Every line containing the word "door" needs to be found and copied.

Start DATASET RECORDS

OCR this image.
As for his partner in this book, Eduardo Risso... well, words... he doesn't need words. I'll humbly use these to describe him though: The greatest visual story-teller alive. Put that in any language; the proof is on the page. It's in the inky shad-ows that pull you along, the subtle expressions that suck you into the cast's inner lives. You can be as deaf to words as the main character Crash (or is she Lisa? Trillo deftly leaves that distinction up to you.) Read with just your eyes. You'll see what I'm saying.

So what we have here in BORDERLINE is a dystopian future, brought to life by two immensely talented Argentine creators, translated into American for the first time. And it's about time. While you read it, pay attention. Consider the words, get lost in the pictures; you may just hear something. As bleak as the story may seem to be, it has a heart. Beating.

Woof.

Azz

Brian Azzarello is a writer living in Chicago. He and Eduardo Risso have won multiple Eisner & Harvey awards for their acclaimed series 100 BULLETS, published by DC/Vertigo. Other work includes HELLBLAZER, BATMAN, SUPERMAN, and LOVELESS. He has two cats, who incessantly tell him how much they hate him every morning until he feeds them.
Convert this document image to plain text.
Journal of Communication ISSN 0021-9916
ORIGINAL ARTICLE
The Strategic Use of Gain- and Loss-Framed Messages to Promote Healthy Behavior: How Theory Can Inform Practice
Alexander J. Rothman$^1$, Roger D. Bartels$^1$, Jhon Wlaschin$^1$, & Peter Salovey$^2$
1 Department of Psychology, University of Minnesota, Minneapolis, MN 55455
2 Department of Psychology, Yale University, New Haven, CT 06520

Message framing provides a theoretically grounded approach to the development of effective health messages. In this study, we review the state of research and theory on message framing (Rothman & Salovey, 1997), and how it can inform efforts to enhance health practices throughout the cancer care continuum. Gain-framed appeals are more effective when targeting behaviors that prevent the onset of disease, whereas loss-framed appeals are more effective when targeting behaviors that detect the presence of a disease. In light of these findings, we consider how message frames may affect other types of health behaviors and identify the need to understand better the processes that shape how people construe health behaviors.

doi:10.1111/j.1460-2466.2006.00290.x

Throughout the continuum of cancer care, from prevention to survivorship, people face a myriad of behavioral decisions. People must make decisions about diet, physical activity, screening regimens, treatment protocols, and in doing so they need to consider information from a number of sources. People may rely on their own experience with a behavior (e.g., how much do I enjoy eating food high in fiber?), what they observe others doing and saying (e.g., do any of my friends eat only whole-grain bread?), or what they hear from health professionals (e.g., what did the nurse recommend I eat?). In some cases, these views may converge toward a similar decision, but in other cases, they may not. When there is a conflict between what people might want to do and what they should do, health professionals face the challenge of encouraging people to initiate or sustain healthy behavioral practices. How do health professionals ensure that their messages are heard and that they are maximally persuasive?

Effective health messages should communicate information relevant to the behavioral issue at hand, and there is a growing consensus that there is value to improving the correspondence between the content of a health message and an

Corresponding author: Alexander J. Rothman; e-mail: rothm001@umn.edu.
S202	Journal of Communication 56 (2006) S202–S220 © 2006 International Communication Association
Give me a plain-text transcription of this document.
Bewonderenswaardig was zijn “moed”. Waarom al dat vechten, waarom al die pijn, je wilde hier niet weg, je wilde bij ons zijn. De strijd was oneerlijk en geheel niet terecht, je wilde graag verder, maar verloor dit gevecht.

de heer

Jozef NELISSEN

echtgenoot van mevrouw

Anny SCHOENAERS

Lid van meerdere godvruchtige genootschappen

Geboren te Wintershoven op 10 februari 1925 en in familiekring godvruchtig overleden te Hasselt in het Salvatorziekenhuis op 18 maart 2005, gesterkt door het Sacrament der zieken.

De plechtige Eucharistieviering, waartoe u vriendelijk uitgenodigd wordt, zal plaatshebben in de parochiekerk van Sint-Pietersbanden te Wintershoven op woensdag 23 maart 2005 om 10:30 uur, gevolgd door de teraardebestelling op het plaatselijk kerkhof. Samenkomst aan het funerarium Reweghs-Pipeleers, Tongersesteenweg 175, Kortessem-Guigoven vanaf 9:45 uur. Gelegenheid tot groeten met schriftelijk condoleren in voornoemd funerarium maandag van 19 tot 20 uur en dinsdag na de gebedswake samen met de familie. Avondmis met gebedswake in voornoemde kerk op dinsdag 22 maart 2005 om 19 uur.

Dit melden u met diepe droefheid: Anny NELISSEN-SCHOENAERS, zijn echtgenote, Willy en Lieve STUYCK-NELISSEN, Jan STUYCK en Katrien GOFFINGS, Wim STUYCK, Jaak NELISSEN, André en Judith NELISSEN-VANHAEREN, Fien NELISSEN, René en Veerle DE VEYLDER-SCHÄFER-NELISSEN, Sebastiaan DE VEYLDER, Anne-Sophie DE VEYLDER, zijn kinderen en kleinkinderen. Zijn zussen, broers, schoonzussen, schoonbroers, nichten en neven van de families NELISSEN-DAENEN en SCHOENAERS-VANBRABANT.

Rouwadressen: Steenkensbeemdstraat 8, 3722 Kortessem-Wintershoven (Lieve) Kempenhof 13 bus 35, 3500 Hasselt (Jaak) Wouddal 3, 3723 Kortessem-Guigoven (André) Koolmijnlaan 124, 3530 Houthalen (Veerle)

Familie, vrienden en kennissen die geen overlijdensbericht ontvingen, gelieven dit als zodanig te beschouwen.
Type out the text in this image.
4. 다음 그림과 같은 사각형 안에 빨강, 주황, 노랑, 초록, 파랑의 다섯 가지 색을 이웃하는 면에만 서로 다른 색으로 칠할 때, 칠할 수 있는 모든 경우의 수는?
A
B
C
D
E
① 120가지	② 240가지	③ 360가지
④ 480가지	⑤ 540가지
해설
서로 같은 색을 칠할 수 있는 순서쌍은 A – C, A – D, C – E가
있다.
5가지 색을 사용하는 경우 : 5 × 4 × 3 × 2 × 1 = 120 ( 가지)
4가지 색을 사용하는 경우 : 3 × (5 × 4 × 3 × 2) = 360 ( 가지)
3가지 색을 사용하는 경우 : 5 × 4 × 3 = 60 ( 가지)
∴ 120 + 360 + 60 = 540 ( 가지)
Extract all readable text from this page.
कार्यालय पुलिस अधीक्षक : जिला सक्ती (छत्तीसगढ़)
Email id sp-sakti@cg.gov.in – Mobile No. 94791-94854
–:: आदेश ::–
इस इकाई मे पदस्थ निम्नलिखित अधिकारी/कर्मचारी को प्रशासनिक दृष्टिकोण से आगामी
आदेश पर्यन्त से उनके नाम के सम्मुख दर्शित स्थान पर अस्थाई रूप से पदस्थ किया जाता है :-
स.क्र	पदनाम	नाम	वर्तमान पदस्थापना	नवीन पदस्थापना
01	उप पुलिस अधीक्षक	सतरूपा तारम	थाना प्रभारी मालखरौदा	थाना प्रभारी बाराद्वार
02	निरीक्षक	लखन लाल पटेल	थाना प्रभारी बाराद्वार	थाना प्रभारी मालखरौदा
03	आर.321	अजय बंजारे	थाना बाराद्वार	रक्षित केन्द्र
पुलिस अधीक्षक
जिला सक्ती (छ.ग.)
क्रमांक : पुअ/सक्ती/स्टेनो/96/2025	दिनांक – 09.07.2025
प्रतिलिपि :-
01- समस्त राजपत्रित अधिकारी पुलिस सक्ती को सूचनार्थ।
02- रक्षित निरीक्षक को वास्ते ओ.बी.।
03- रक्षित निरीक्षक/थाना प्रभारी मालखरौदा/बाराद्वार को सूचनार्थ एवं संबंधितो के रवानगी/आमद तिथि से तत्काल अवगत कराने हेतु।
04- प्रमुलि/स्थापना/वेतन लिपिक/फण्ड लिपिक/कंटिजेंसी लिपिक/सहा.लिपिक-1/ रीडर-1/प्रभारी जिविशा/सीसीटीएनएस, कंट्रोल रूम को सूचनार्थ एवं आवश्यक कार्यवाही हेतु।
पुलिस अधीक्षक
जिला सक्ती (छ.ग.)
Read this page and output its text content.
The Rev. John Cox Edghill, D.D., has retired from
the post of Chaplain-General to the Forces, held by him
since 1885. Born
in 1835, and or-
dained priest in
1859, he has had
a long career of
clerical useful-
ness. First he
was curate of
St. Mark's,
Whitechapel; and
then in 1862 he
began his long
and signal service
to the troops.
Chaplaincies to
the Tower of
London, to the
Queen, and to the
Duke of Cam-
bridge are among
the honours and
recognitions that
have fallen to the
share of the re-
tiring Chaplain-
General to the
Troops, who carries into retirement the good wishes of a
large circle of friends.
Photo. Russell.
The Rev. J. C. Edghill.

End DATASET RECORDS

• [RESPONSE]:
Geboren te Wintershoven op 10 februari 1925 en in familiekring godvruchtig overleden te Hasselt in het Salvatorziekenhuis op 18 maart 2005, gesterkt door het Sacrament der zieken.
De plechtige Eucharistieviering, waartoe u vriendelijk uitgenodigd wordt, zal plaatshebben in de parochiekerk van Sint-Pietersbanden te Wintershoven op woensdag 23 maart 2005 om 10:30 uur, gevolgd door de teraardebestelling op het plaatselijk kerkhof. Samenkomst aan het funerarium Reweghs-Pipeleers, Tongersesteenweg 175, Kortessem-Guigoven vanaf 9:45 uur. Gelegenheid tot groeten met schriftelijk condoleren in voornoemd funerarium maandag van 19 tot 20 uur en dinsdag na de gebedswake samen met de familie. Avondmis met gebedswake in voornoemde kerk op dinsdag 22 maart 2005 om 19 uur.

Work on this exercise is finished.